* _SET EXERCISE_
Give the data below again exactly as written, without its pictures.

[Records about charts and figures]
((

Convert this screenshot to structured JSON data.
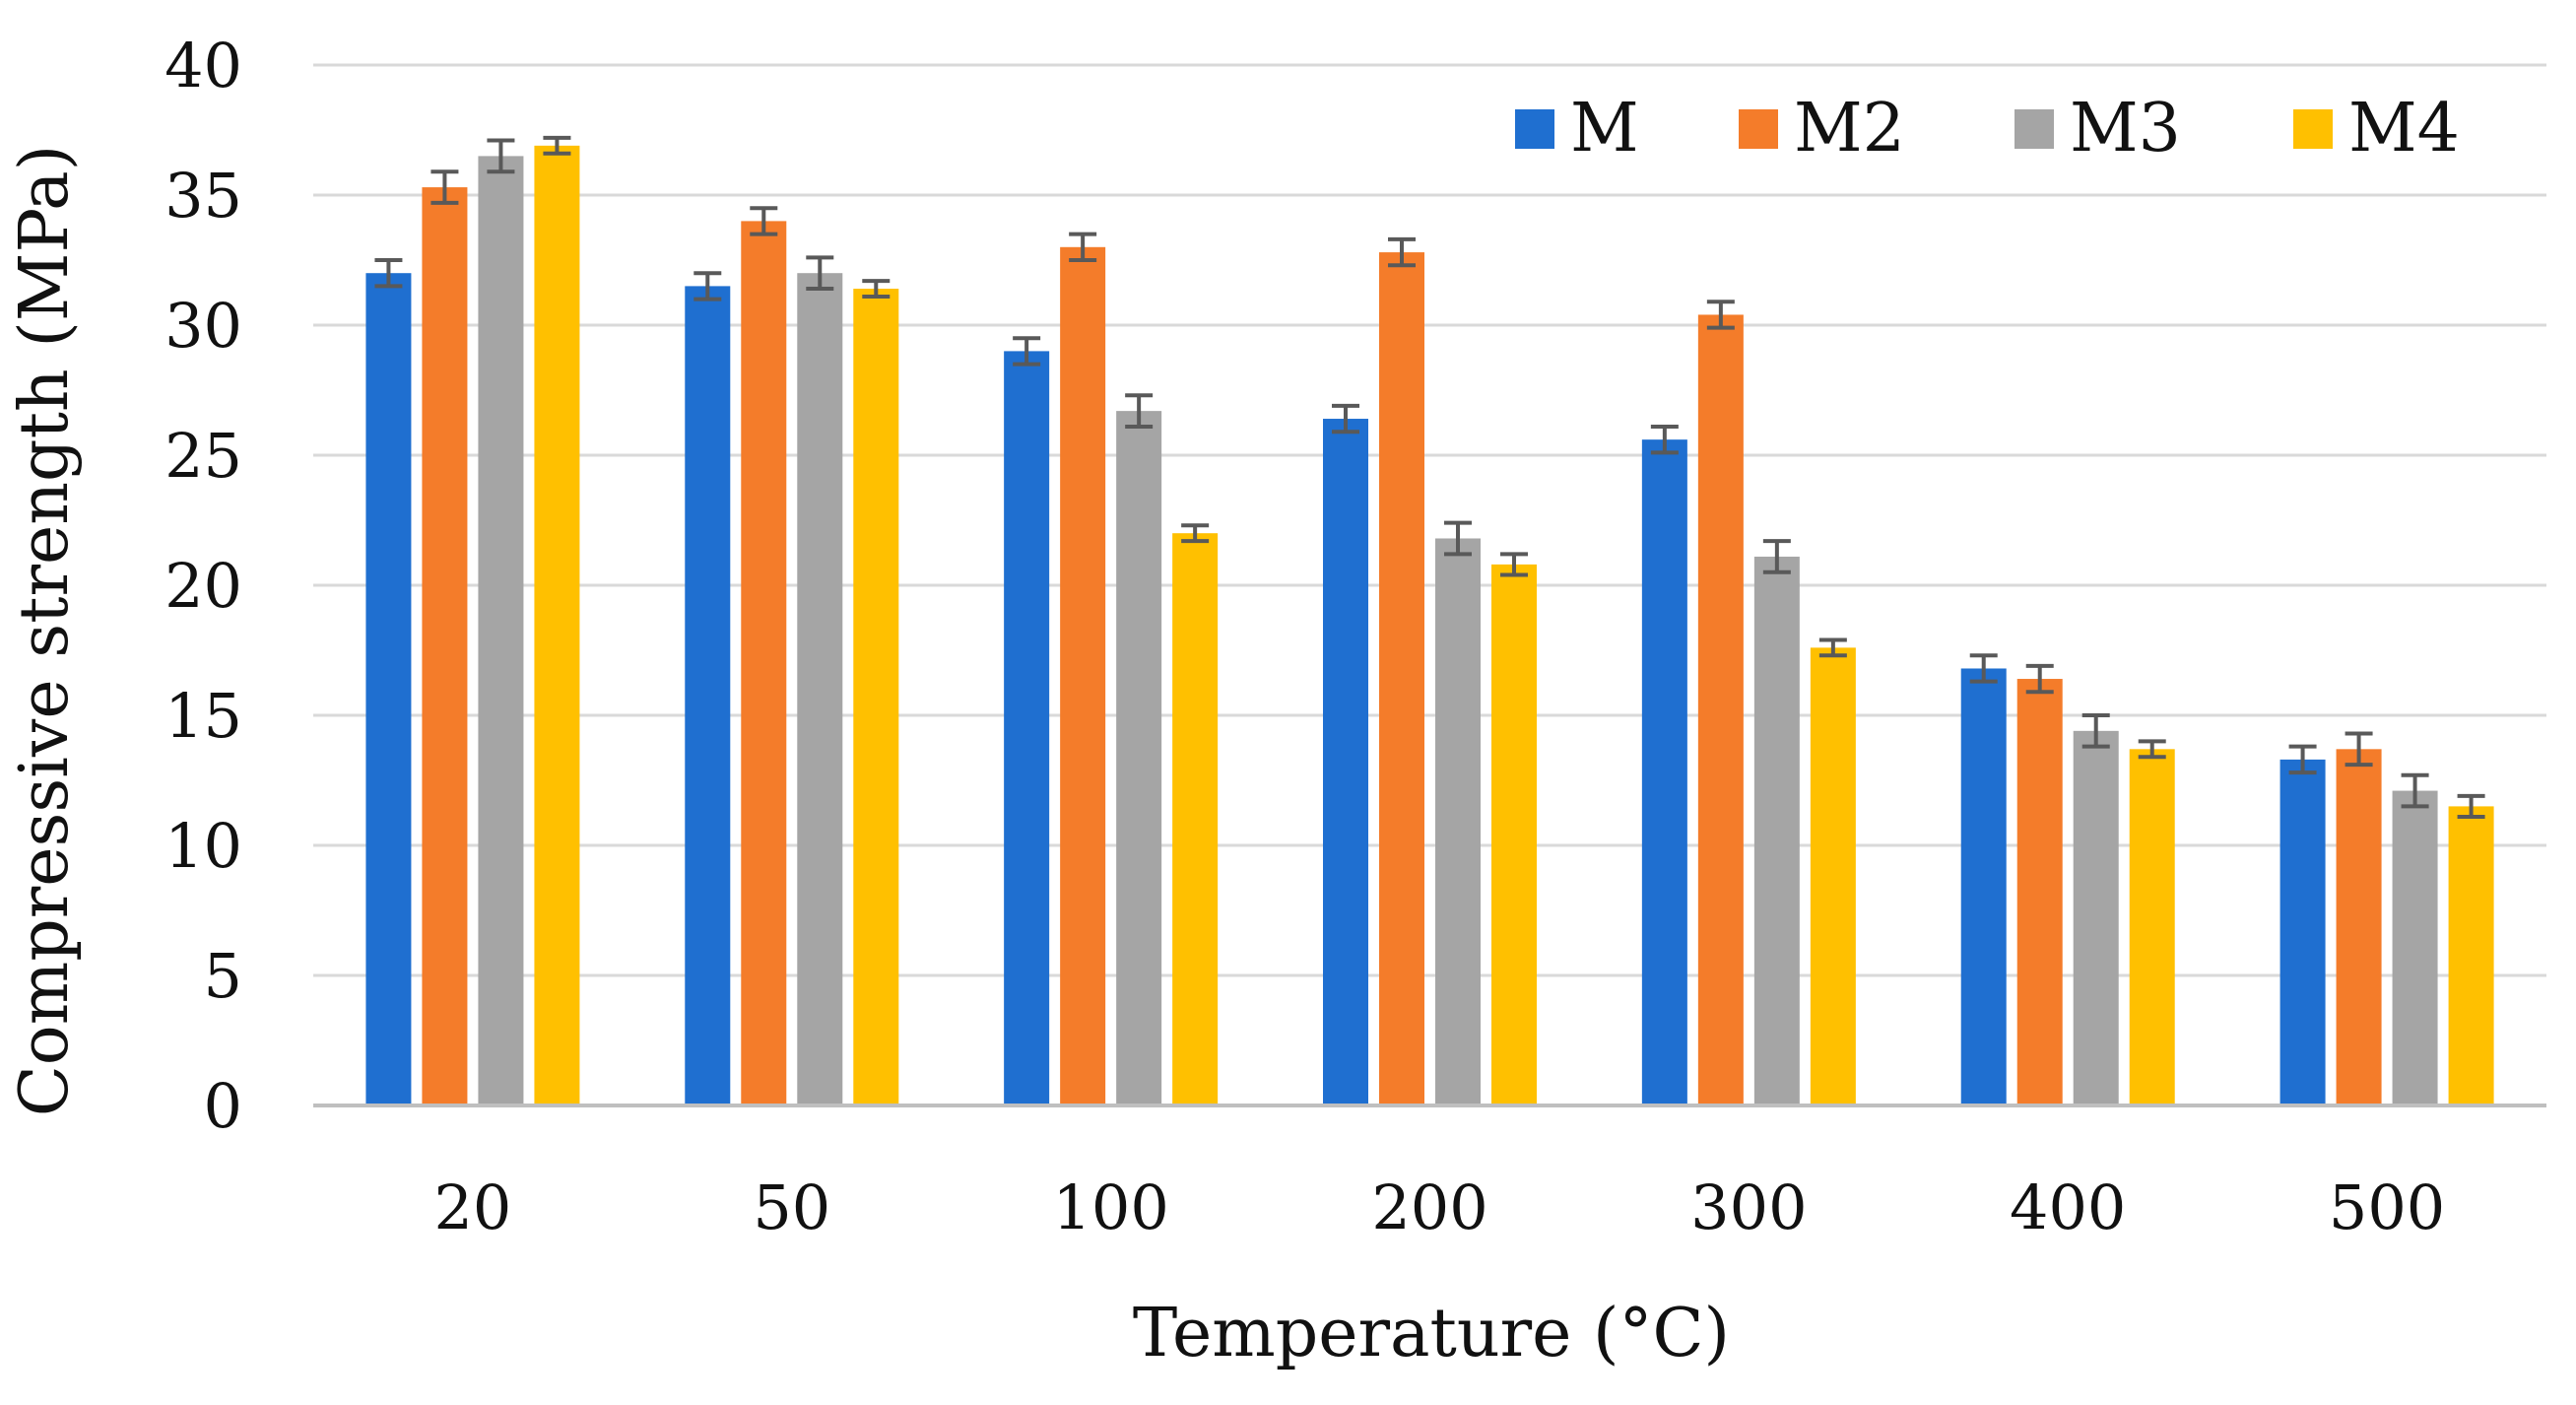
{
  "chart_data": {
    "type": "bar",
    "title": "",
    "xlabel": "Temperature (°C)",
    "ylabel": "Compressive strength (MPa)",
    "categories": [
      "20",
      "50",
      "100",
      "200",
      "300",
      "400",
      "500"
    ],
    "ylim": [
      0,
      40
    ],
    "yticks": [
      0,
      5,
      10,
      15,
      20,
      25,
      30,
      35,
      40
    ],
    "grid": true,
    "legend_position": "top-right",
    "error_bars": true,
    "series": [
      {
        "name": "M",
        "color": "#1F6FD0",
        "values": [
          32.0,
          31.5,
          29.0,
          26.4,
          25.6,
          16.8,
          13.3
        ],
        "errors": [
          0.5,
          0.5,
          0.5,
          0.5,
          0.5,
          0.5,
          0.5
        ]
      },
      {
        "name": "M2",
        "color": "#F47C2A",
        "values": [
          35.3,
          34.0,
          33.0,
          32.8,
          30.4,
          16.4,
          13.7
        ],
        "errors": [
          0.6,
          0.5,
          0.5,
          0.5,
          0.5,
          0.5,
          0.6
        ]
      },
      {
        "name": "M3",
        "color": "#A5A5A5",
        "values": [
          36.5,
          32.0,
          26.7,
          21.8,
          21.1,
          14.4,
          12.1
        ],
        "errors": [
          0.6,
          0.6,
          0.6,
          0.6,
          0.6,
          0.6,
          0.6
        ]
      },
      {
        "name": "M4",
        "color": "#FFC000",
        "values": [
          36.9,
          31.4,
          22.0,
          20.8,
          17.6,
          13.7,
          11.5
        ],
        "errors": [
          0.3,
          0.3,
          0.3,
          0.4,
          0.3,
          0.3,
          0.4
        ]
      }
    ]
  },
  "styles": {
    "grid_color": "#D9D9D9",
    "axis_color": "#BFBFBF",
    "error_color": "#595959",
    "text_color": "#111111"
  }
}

))

* _EXERCISE SOLUTION_
Convert this screenshot to structured JSON data.
{
  "chart_data": {
    "type": "bar",
    "title": "",
    "xlabel": "Temperature (°C)",
    "ylabel": "Compressive strength (MPa)",
    "categories": [
      "20",
      "50",
      "100",
      "200",
      "300",
      "400",
      "500"
    ],
    "ylim": [
      0,
      40
    ],
    "yticks": [
      0,
      5,
      10,
      15,
      20,
      25,
      30,
      35,
      40
    ],
    "grid": true,
    "legend_position": "top-right",
    "error_bars": true,
    "series": [
      {
        "name": "M",
        "color": "#1F6FD0",
        "values": [
          32.0,
          31.5,
          29.0,
          26.4,
          25.6,
          16.8,
          13.3
        ],
        "errors": [
          0.5,
          0.5,
          0.5,
          0.5,
          0.5,
          0.5,
          0.5
        ]
      },
      {
        "name": "M2",
        "color": "#F47C2A",
        "values": [
          35.3,
          34.0,
          33.0,
          32.8,
          30.4,
          16.4,
          13.7
        ],
        "errors": [
          0.6,
          0.5,
          0.5,
          0.5,
          0.5,
          0.5,
          0.6
        ]
      },
      {
        "name": "M3",
        "color": "#A5A5A5",
        "values": [
          36.5,
          32.0,
          26.7,
          21.8,
          21.1,
          14.4,
          12.1
        ],
        "errors": [
          0.6,
          0.6,
          0.6,
          0.6,
          0.6,
          0.6,
          0.6
        ]
      },
      {
        "name": "M4",
        "color": "#FFC000",
        "values": [
          36.9,
          31.4,
          22.0,
          20.8,
          17.6,
          13.7,
          11.5
        ],
        "errors": [
          0.3,
          0.3,
          0.3,
          0.4,
          0.3,
          0.3,
          0.4
        ]
      }
    ]
  },
  "styles": {
    "grid_color": "#D9D9D9",
    "axis_color": "#BFBFBF",
    "error_color": "#595959",
    "text_color": "#111111"
  }
}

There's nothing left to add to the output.